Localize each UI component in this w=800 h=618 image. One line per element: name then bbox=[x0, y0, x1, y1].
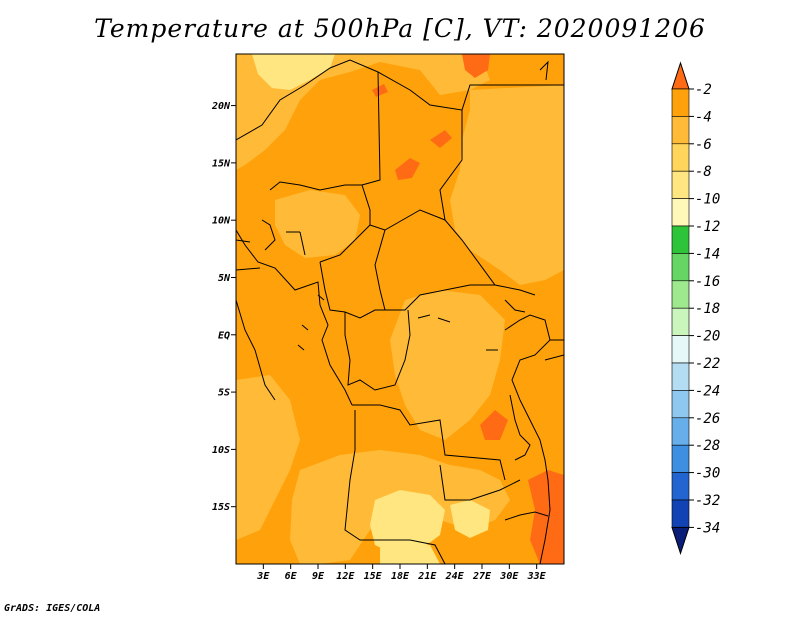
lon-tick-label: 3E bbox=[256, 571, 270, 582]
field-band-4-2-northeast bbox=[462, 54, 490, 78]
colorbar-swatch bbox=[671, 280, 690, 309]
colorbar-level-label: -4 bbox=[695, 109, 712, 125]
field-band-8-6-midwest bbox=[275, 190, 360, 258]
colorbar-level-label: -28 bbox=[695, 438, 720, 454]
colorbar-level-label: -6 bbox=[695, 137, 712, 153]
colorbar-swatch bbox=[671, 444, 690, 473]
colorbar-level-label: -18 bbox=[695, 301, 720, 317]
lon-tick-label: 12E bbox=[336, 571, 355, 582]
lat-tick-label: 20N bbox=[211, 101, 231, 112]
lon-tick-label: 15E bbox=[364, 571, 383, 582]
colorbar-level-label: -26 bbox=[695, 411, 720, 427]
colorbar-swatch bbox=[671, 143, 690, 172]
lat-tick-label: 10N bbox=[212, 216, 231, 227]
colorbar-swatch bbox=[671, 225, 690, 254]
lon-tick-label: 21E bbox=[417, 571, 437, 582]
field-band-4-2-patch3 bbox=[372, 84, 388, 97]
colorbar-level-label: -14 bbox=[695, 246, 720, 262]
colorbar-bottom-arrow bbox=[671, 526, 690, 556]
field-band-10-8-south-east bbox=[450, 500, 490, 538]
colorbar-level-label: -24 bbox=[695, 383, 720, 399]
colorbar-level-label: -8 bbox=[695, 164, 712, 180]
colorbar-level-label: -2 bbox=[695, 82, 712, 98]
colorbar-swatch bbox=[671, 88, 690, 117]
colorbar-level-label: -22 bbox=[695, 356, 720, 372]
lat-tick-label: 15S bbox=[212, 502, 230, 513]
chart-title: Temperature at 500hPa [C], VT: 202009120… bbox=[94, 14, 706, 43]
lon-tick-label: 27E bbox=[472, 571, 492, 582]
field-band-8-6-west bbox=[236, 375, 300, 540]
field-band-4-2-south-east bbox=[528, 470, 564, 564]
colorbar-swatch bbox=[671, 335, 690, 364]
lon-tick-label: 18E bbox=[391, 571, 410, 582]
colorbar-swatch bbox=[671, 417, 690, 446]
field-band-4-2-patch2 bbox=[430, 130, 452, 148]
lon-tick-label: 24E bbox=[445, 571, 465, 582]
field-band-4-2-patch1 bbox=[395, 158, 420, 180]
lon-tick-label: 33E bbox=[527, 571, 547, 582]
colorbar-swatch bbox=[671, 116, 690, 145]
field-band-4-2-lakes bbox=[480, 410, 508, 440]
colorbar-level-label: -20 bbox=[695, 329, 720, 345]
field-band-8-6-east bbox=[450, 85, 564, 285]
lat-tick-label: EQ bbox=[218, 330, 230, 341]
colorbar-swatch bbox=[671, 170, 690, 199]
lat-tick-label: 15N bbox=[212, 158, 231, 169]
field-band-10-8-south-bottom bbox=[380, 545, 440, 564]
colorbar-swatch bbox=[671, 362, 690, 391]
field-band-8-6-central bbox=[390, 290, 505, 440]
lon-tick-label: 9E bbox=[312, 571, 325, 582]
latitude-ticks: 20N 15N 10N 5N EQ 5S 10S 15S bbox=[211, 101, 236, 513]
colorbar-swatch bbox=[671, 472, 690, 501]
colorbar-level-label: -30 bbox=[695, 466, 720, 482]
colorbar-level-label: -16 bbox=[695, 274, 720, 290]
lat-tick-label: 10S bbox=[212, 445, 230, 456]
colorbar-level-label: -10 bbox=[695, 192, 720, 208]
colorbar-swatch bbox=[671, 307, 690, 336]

Exercise requirements
Rewrite all the records above with every "colorbar-swatch" changed to "legend-swatch" and everything else kept the same. Omit the pictures from your answer.

The completed task
Localize each UI component in this w=800 h=618 image. One line per element: name then bbox=[x0, y0, x1, y1].
lon-tick-label: 3E bbox=[256, 571, 270, 582]
field-band-4-2-northeast bbox=[462, 54, 490, 78]
legend-swatch bbox=[671, 280, 690, 309]
colorbar-level-label: -4 bbox=[695, 109, 712, 125]
field-band-8-6-midwest bbox=[275, 190, 360, 258]
colorbar-level-label: -28 bbox=[695, 438, 720, 454]
colorbar-level-label: -6 bbox=[695, 137, 712, 153]
legend-swatch bbox=[671, 444, 690, 473]
colorbar-level-label: -18 bbox=[695, 301, 720, 317]
lon-tick-label: 12E bbox=[336, 571, 355, 582]
lat-tick-label: 20N bbox=[211, 101, 231, 112]
lon-tick-label: 15E bbox=[364, 571, 383, 582]
colorbar-level-label: -26 bbox=[695, 411, 720, 427]
legend-swatch bbox=[671, 143, 690, 172]
lat-tick-label: 10N bbox=[212, 216, 231, 227]
legend-swatch bbox=[671, 225, 690, 254]
lon-tick-label: 21E bbox=[417, 571, 437, 582]
field-band-4-2-patch3 bbox=[372, 84, 388, 97]
colorbar-level-label: -14 bbox=[695, 246, 720, 262]
colorbar-bottom-arrow bbox=[671, 526, 690, 556]
field-band-10-8-south-east bbox=[450, 500, 490, 538]
colorbar-level-label: -24 bbox=[695, 383, 720, 399]
colorbar-level-label: -8 bbox=[695, 164, 712, 180]
colorbar-level-label: -2 bbox=[695, 82, 712, 98]
legend-swatch bbox=[671, 88, 690, 117]
colorbar-level-label: -22 bbox=[695, 356, 720, 372]
lat-tick-label: 15S bbox=[212, 502, 230, 513]
chart-title: Temperature at 500hPa [C], VT: 202009120… bbox=[94, 14, 706, 43]
lon-tick-label: 27E bbox=[472, 571, 492, 582]
field-band-8-6-west bbox=[236, 375, 300, 540]
field-band-4-2-south-east bbox=[528, 470, 564, 564]
legend-swatch bbox=[671, 335, 690, 364]
lon-tick-label: 18E bbox=[391, 571, 410, 582]
legend-swatch bbox=[671, 417, 690, 446]
field-band-4-2-patch2 bbox=[430, 130, 452, 148]
lon-tick-label: 24E bbox=[445, 571, 465, 582]
field-band-4-2-patch1 bbox=[395, 158, 420, 180]
lon-tick-label: 33E bbox=[527, 571, 547, 582]
legend-swatch bbox=[671, 116, 690, 145]
field-band-4-2-lakes bbox=[480, 410, 508, 440]
colorbar-level-label: -20 bbox=[695, 329, 720, 345]
field-band-8-6-east bbox=[450, 85, 564, 285]
lat-tick-label: EQ bbox=[218, 330, 230, 341]
legend-swatch bbox=[671, 170, 690, 199]
lat-tick-label: 15N bbox=[212, 158, 231, 169]
field-band-10-8-south-bottom bbox=[380, 545, 440, 564]
legend-swatch bbox=[671, 362, 690, 391]
field-band-8-6-central bbox=[390, 290, 505, 440]
lon-tick-label: 9E bbox=[312, 571, 325, 582]
latitude-ticks: 20N 15N 10N 5N EQ 5S 10S 15S bbox=[211, 101, 236, 513]
legend-swatch bbox=[671, 472, 690, 501]
colorbar-level-label: -30 bbox=[695, 466, 720, 482]
colorbar-level-label: -16 bbox=[695, 274, 720, 290]
lat-tick-label: 10S bbox=[212, 445, 230, 456]
colorbar-level-label: -10 bbox=[695, 192, 720, 208]
legend-swatch bbox=[671, 307, 690, 336]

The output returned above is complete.